» **Brief**: Extract, from the listing that follows, each line containing the word "color".

» **The records**:
.....

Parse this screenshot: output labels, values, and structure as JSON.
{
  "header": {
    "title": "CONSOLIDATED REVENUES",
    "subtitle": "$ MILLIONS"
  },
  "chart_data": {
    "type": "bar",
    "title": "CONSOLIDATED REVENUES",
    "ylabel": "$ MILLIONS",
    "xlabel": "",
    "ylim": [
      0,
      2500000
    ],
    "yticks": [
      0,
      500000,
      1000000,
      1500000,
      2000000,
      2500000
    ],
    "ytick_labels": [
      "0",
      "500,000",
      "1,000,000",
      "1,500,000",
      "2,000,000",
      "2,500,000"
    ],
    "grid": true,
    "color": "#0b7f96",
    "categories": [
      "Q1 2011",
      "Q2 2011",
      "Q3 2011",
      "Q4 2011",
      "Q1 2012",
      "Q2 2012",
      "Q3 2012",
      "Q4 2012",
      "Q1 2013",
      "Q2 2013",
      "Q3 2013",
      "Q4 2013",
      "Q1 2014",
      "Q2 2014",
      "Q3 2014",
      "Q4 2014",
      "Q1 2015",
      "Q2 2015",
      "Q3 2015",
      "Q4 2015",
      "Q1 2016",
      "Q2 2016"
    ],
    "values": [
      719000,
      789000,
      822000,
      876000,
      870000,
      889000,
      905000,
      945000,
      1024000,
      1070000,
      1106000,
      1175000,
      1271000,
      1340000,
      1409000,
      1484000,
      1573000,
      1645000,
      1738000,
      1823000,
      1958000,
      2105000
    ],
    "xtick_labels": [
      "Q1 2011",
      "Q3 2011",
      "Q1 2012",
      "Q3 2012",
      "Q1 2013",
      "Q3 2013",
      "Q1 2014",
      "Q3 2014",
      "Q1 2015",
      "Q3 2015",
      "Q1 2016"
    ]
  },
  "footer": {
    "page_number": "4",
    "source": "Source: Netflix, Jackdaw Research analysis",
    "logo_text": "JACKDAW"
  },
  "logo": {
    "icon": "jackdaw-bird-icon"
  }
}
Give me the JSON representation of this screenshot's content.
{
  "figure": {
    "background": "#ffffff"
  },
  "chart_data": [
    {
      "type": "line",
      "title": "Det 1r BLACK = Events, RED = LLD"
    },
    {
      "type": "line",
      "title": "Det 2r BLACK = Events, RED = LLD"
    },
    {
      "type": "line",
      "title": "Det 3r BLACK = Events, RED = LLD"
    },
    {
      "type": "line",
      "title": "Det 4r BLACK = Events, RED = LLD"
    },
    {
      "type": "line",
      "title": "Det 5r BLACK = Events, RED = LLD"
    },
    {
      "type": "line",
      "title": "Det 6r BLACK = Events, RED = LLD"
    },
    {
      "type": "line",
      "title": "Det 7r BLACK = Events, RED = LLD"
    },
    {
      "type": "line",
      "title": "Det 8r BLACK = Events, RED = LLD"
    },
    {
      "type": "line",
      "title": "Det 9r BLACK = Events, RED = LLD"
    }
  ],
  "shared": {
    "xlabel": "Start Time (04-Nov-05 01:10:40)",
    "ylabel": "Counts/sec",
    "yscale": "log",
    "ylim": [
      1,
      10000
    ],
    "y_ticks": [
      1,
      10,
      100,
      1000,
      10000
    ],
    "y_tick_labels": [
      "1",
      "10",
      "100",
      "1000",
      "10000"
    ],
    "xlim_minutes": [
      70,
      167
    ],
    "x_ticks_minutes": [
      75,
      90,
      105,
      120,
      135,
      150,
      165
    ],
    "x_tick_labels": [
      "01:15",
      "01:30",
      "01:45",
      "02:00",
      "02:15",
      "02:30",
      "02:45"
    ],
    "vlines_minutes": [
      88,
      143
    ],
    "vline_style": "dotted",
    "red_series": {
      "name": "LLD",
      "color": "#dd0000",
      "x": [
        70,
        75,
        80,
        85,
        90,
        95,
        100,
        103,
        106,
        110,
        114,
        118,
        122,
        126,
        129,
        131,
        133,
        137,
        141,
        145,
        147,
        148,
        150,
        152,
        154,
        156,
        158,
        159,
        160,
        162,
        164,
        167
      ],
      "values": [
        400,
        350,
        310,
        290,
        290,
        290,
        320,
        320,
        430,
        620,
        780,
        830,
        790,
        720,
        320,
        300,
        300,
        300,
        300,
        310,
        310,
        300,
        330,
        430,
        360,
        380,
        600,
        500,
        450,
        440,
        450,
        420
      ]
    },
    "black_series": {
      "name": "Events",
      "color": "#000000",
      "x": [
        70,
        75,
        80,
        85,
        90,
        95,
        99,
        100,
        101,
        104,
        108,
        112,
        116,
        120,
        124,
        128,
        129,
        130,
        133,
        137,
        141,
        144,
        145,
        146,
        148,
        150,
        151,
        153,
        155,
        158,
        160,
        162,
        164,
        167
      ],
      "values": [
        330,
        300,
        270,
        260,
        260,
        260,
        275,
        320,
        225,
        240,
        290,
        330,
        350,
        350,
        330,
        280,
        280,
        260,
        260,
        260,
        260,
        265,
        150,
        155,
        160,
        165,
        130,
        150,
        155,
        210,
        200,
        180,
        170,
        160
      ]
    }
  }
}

.....

» **Response below**:
    "color": "#0b7f96",
      "color": "#dd0000",
      "color": "#000000",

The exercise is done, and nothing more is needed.